* [Stored items]:
•••••
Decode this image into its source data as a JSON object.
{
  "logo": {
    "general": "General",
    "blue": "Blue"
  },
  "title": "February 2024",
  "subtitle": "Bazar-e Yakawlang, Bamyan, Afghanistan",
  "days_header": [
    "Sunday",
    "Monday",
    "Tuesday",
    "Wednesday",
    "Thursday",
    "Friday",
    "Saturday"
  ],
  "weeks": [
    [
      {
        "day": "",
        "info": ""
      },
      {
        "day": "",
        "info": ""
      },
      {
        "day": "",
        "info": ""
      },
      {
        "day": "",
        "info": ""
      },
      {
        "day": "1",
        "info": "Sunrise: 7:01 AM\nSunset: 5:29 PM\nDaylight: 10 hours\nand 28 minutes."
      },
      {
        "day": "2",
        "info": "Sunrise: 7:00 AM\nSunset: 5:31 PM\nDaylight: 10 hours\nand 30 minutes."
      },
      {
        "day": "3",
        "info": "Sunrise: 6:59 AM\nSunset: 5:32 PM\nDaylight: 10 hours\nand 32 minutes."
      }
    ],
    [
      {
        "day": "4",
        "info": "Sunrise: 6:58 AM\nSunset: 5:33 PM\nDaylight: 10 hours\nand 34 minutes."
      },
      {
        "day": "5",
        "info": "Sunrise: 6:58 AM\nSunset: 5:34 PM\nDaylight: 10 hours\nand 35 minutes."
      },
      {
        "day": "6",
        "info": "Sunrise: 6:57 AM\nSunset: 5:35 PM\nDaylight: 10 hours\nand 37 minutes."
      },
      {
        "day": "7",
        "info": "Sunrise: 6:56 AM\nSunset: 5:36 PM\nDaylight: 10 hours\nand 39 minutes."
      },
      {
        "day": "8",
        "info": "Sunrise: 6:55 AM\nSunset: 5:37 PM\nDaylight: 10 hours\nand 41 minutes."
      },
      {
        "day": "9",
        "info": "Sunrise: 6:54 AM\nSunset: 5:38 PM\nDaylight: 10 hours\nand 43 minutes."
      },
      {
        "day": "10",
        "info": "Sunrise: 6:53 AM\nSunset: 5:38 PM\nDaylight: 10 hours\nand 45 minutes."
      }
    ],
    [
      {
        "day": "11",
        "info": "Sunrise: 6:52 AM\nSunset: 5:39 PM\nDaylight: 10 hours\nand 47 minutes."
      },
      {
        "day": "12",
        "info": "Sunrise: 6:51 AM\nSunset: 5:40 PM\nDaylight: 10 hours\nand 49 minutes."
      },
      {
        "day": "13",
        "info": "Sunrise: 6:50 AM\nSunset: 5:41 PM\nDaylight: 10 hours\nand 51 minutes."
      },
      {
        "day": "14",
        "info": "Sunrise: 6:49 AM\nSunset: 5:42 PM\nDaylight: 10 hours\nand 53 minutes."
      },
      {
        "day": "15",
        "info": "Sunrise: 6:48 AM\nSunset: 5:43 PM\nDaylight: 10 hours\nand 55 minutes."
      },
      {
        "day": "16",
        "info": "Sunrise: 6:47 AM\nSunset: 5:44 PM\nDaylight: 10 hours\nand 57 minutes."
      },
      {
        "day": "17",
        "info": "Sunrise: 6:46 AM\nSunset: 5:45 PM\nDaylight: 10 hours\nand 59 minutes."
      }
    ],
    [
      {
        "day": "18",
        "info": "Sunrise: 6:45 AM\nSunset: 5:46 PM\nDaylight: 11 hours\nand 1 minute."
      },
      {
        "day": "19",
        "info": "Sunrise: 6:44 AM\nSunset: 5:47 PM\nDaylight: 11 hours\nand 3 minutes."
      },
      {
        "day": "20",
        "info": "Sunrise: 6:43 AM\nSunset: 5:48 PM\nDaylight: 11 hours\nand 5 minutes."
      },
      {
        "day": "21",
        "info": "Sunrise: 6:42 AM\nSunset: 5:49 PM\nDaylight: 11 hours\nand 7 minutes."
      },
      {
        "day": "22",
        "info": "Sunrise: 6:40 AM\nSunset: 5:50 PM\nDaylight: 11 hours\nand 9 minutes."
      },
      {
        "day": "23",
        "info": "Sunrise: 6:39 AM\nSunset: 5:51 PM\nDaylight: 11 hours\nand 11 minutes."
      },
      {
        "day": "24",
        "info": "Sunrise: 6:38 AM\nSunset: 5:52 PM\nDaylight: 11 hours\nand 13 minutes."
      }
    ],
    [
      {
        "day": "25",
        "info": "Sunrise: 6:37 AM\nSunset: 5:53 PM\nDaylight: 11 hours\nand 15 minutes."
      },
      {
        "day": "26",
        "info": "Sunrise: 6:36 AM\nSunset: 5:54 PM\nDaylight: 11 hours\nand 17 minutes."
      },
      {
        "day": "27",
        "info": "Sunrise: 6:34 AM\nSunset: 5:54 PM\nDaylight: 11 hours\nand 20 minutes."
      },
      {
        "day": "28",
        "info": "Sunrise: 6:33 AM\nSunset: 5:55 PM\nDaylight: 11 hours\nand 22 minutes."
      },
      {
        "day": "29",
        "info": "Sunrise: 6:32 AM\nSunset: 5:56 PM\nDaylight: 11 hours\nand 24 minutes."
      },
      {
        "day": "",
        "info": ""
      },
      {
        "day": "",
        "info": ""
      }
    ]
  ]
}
•••••
* [GIVEN EXERCISE]:
Transcribe every entry exactly, omitting nothing.

* [RESULT OF THE EXERCISE]:
Decode this image into its source data as a JSON object.
{
  "logo": {
    "general": "General",
    "blue": "Blue"
  },
  "title": "February 2024",
  "subtitle": "Bazar-e Yakawlang, Bamyan, Afghanistan",
  "days_header": [
    "Sunday",
    "Monday",
    "Tuesday",
    "Wednesday",
    "Thursday",
    "Friday",
    "Saturday"
  ],
  "weeks": [
    [
      {
        "day": "",
        "info": ""
      },
      {
        "day": "",
        "info": ""
      },
      {
        "day": "",
        "info": ""
      },
      {
        "day": "",
        "info": ""
      },
      {
        "day": "1",
        "info": "Sunrise: 7:01 AM\nSunset: 5:29 PM\nDaylight: 10 hours\nand 28 minutes."
      },
      {
        "day": "2",
        "info": "Sunrise: 7:00 AM\nSunset: 5:31 PM\nDaylight: 10 hours\nand 30 minutes."
      },
      {
        "day": "3",
        "info": "Sunrise: 6:59 AM\nSunset: 5:32 PM\nDaylight: 10 hours\nand 32 minutes."
      }
    ],
    [
      {
        "day": "4",
        "info": "Sunrise: 6:58 AM\nSunset: 5:33 PM\nDaylight: 10 hours\nand 34 minutes."
      },
      {
        "day": "5",
        "info": "Sunrise: 6:58 AM\nSunset: 5:34 PM\nDaylight: 10 hours\nand 35 minutes."
      },
      {
        "day": "6",
        "info": "Sunrise: 6:57 AM\nSunset: 5:35 PM\nDaylight: 10 hours\nand 37 minutes."
      },
      {
        "day": "7",
        "info": "Sunrise: 6:56 AM\nSunset: 5:36 PM\nDaylight: 10 hours\nand 39 minutes."
      },
      {
        "day": "8",
        "info": "Sunrise: 6:55 AM\nSunset: 5:37 PM\nDaylight: 10 hours\nand 41 minutes."
      },
      {
        "day": "9",
        "info": "Sunrise: 6:54 AM\nSunset: 5:38 PM\nDaylight: 10 hours\nand 43 minutes."
      },
      {
        "day": "10",
        "info": "Sunrise: 6:53 AM\nSunset: 5:38 PM\nDaylight: 10 hours\nand 45 minutes."
      }
    ],
    [
      {
        "day": "11",
        "info": "Sunrise: 6:52 AM\nSunset: 5:39 PM\nDaylight: 10 hours\nand 47 minutes."
      },
      {
        "day": "12",
        "info": "Sunrise: 6:51 AM\nSunset: 5:40 PM\nDaylight: 10 hours\nand 49 minutes."
      },
      {
        "day": "13",
        "info": "Sunrise: 6:50 AM\nSunset: 5:41 PM\nDaylight: 10 hours\nand 51 minutes."
      },
      {
        "day": "14",
        "info": "Sunrise: 6:49 AM\nSunset: 5:42 PM\nDaylight: 10 hours\nand 53 minutes."
      },
      {
        "day": "15",
        "info": "Sunrise: 6:48 AM\nSunset: 5:43 PM\nDaylight: 10 hours\nand 55 minutes."
      },
      {
        "day": "16",
        "info": "Sunrise: 6:47 AM\nSunset: 5:44 PM\nDaylight: 10 hours\nand 57 minutes."
      },
      {
        "day": "17",
        "info": "Sunrise: 6:46 AM\nSunset: 5:45 PM\nDaylight: 10 hours\nand 59 minutes."
      }
    ],
    [
      {
        "day": "18",
        "info": "Sunrise: 6:45 AM\nSunset: 5:46 PM\nDaylight: 11 hours\nand 1 minute."
      },
      {
        "day": "19",
        "info": "Sunrise: 6:44 AM\nSunset: 5:47 PM\nDaylight: 11 hours\nand 3 minutes."
      },
      {
        "day": "20",
        "info": "Sunrise: 6:43 AM\nSunset: 5:48 PM\nDaylight: 11 hours\nand 5 minutes."
      },
      {
        "day": "21",
        "info": "Sunrise: 6:42 AM\nSunset: 5:49 PM\nDaylight: 11 hours\nand 7 minutes."
      },
      {
        "day": "22",
        "info": "Sunrise: 6:40 AM\nSunset: 5:50 PM\nDaylight: 11 hours\nand 9 minutes."
      },
      {
        "day": "23",
        "info": "Sunrise: 6:39 AM\nSunset: 5:51 PM\nDaylight: 11 hours\nand 11 minutes."
      },
      {
        "day": "24",
        "info": "Sunrise: 6:38 AM\nSunset: 5:52 PM\nDaylight: 11 hours\nand 13 minutes."
      }
    ],
    [
      {
        "day": "25",
        "info": "Sunrise: 6:37 AM\nSunset: 5:53 PM\nDaylight: 11 hours\nand 15 minutes."
      },
      {
        "day": "26",
        "info": "Sunrise: 6:36 AM\nSunset: 5:54 PM\nDaylight: 11 hours\nand 17 minutes."
      },
      {
        "day": "27",
        "info": "Sunrise: 6:34 AM\nSunset: 5:54 PM\nDaylight: 11 hours\nand 20 minutes."
      },
      {
        "day": "28",
        "info": "Sunrise: 6:33 AM\nSunset: 5:55 PM\nDaylight: 11 hours\nand 22 minutes."
      },
      {
        "day": "29",
        "info": "Sunrise: 6:32 AM\nSunset: 5:56 PM\nDaylight: 11 hours\nand 24 minutes."
      },
      {
        "day": "",
        "info": ""
      },
      {
        "day": "",
        "info": ""
      }
    ]
  ]
}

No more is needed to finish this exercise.